Exercise aim:
Take from the listing each line that has the string "Wrong".

* start Input *

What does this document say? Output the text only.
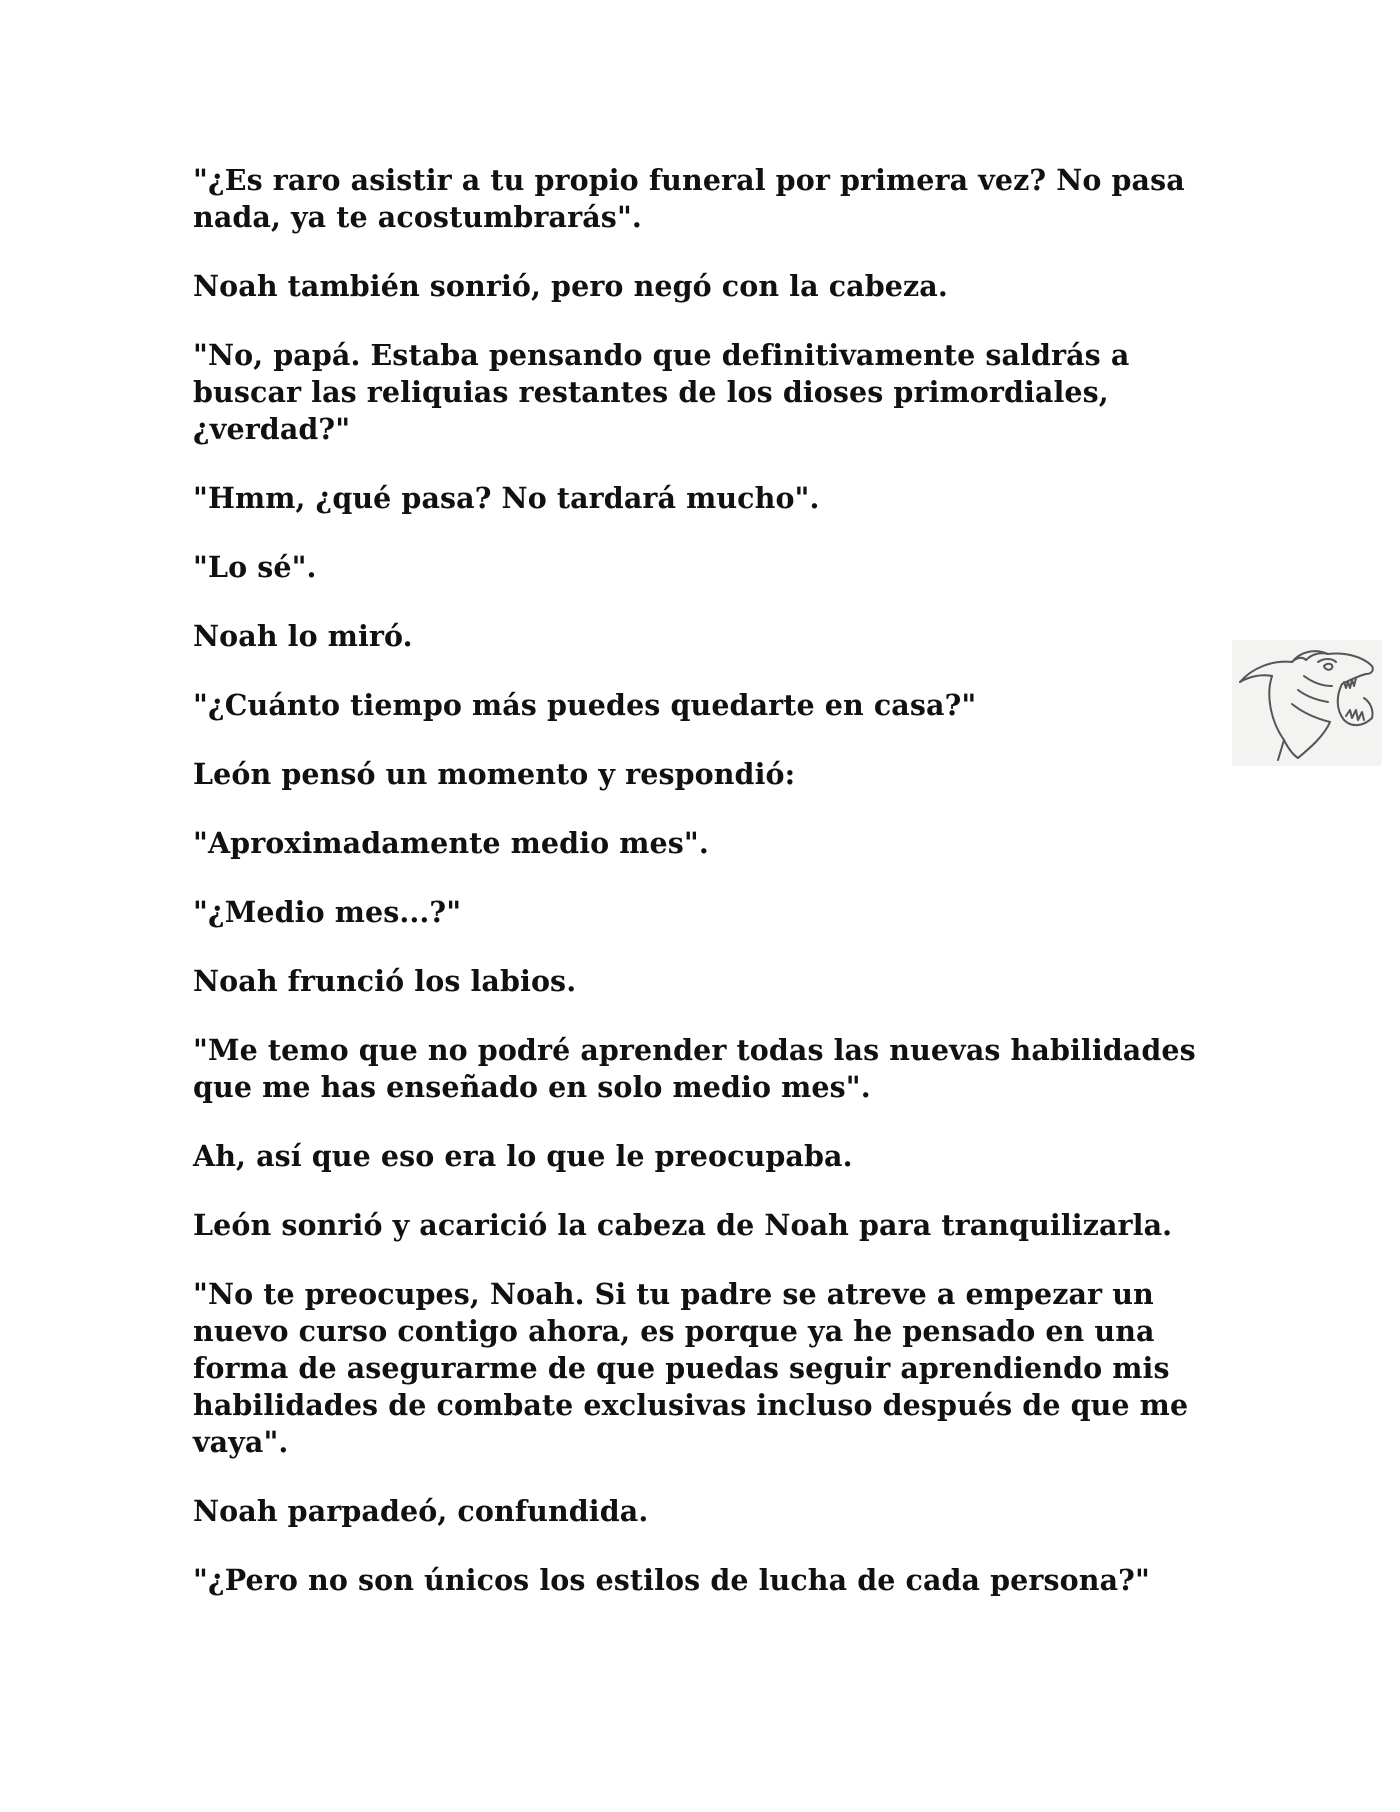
"¿Es raro asistir a tu propio funeral por primera vez? No pasa nada, ya te acostumbrarás".

Noah también sonrió, pero negó con la cabeza.

"No, papá. Estaba pensando que definitivamente saldrás a buscar las reliquias restantes de los dioses primordiales, ¿verdad?"

"Hmm, ¿qué pasa? No tardará mucho".

"Lo sé".

Noah lo miró.

"¿Cuánto tiempo más puedes quedarte en casa?"

León pensó un momento y respondió:

"Aproximadamente medio mes".

"¿Medio mes...?"

Noah frunció los labios.

"Me temo que no podré aprender todas las nuevas habilidades que me has enseñado en solo medio mes".

Ah, así que eso era lo que le preocupaba.

León sonrió y acarició la cabeza de Noah para tranquilizarla.

"No te preocupes, Noah. Si tu padre se atreve a empezar un nuevo curso contigo ahora, es porque ya he pensado en una forma de asegurarme de que puedas seguir aprendiendo mis habilidades de combate exclusivas incluso después de que me vaya".

Noah parpadeó, confundida.

"¿Pero no son únicos los estilos de lucha de cada persona?"
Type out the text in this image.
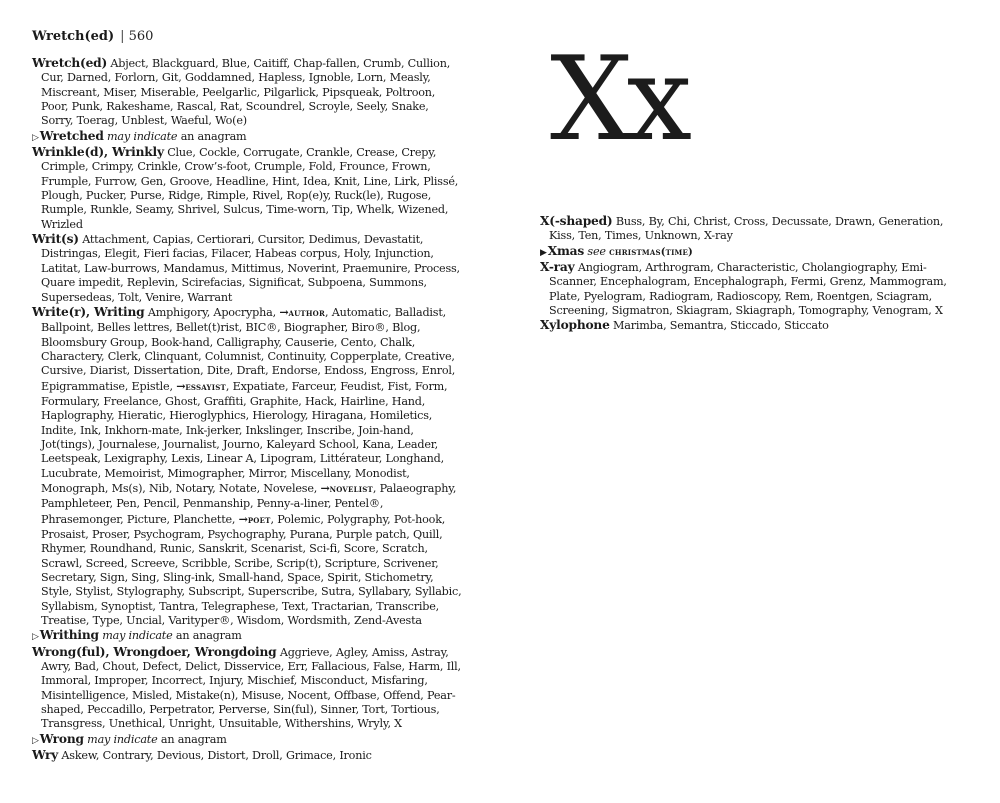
Wretch(ed) | 560	Xx

Wretch(ed) Abject, Blackguard, Blue, Caitiff, Chap-fallen, Crumb, Cullion, Cur, Darned, Forlorn, Git, Goddamned, Hapless, Ignoble, Lorn, Measly, Miscreant, Miser, Miserable, Peelgarlic, Pilgarlick, Pipsqueak, Poltroon, Poor, Punk, Rakeshame, Rascal, Rat, Scoundrel, Scroyle, Seely, Snake, Sorry, Toerag, Unblest, Waeful, Wo(e)

▷Wretched may indicate an anagram

Wrinkle(d), Wrinkly Clue, Cockle, Corrugate, Crankle, Crease, Crepy, Crimple, Crimpy, Crinkle, Crow’s-foot, Crumple, Fold, Frounce, Frown, Frumple, Furrow, Gen, Groove, Headline, Hint, Idea, Knit, Line, Lirk, Plissé, Plough, Pucker, Purse, Ridge, Rimple, Rivel, Rop(e)y, Ruck(le), Rugose, Rumple, Runkle, Seamy, Shrivel, Sulcus, Time-worn, Tip, Whelk, Wizened, Wrizled

Writ(s) Attachment, Capias, Certiorari, Cursitor, Dedimus, Devastatit, Distringas, Elegit, Fieri facias, Filacer, Habeas corpus, Holy, Injunction, Latitat, Law-burrows, Mandamus, Mittimus, Noverint, Praemunire, Process, Quare impedit, Replevin, Scirefacias, Significat, Subpoena, Summons, Supersedeas, Tolt, Venire, Warrant

Write(r), Writing Amphigory, Apocrypha, →author, Automatic, Balladist, Ballpoint, Belles lettres, Bellet(t)rist, BIC®, Biographer, Biro®, Blog, Bloomsbury Group, Book-hand, Calligraphy, Causerie, Cento, Chalk, Charactery, Clerk, Clinquant, Columnist, Continuity, Copperplate, Creative, Cursive, Diarist, Dissertation, Dite, Draft, Endorse, Endoss, Engross, Enrol, Epigrammatise, Epistle, →essayist, Expatiate, Farceur, Feudist, Fist, Form, Formulary, Freelance, Ghost, Graffiti, Graphite, Hack, Hairline, Hand, Haplography, Hieratic, Hieroglyphics, Hierology, Hiragana, Homiletics, Indite, Ink, Inkhorn-mate, Ink-jerker, Inkslinger, Inscribe, Join-hand, Jot(tings), Journalese, Journalist, Journo, Kaleyard School, Kana, Leader, Leetspeak, Lexigraphy, Lexis, Linear A, Lipogram, Littérateur, Longhand, Lucubrate, Memoirist, Mimographer, Mirror, Miscellany, Monodist, Monograph, Ms(s), Nib, Notary, Notate, Novelese, →novelist, Palaeography, Pamphleteer, Pen, Pencil, Penmanship, Penny-a-liner, Pentel®, Phrasemonger, Picture, Planchette, →poet, Polemic, Polygraphy, Pot-hook, Prosaist, Proser, Psychogram, Psychography, Purana, Purple patch, Quill, Rhymer, Roundhand, Runic, Sanskrit, Scenarist, Sci-fi, Score, Scratch, Scrawl, Screed, Screeve, Scribble, Scribe, Scrip(t), Scripture, Scrivener, Secretary, Sign, Sing, Sling-ink, Small-hand, Space, Spirit, Stichometry, Style, Stylist, Stylography, Subscript, Superscribe, Sutra, Syllabary, Syllabic, Syllabism, Synoptist, Tantra, Telegraphese, Text, Tractarian, Transcribe, Treatise, Type, Uncial, Varityper®, Wisdom, Wordsmith, Zend-Avesta

▷Writhing may indicate an anagram

Wrong(ful), Wrongdoer, Wrongdoing Aggrieve, Agley, Amiss, Astray, Awry, Bad, Chout, Defect, Delict, Disservice, Err, Fallacious, False, Harm, Ill, Immoral, Improper, Incorrect, Injury, Mischief, Misconduct, Misfaring, Misintelligence, Misled, Mistake(n), Misuse, Nocent, Offbase, Offend, Pear-shaped, Peccadillo, Perpetrator, Perverse, Sin(ful), Sinner, Tort, Tortious, Transgress, Unethical, Unright, Unsuitable, Withershins, Wryly, X

▷Wrong may indicate an anagram

Wry Askew, Contrary, Devious, Distort, Droll, Grimace, Ironic

X(-shaped) Buss, By, Chi, Christ, Cross, Decussate, Drawn, Generation, Kiss, Ten, Times, Unknown, X-ray

▶Xmas see christmas(time)

X-ray Angiogram, Arthrogram, Characteristic, Cholangiography, Emi-Scanner, Encephalogram, Encephalograph, Fermi, Grenz, Mammogram, Plate, Pyelogram, Radiogram, Radioscopy, Rem, Roentgen, Sciagram, Screening, Sigmatron, Skiagram, Skiagraph, Tomography, Venogram, X

Xylophone Marimba, Semantra, Sticcado, Sticcato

* end Input *

Complete response:
Wrong(ful), Wrongdoer, Wrongdoing Aggrieve, Agley, Amiss, Astray, Awry, Bad, Chout, Defect, Delict, Disservice, Err, Fallacious, False, Harm, Ill, Immoral, Improper, Incorrect, Injury, Mischief, Misconduct, Misfaring, Misintelligence, Misled, Mistake(n), Misuse, Nocent, Offbase, Offend, Pear-shaped, Peccadillo, Perpetrator, Perverse, Sin(ful), Sinner, Tort, Tortious, Transgress, Unethical, Unright, Unsuitable, Withershins, Wryly, X
▷Wrong may indicate an anagram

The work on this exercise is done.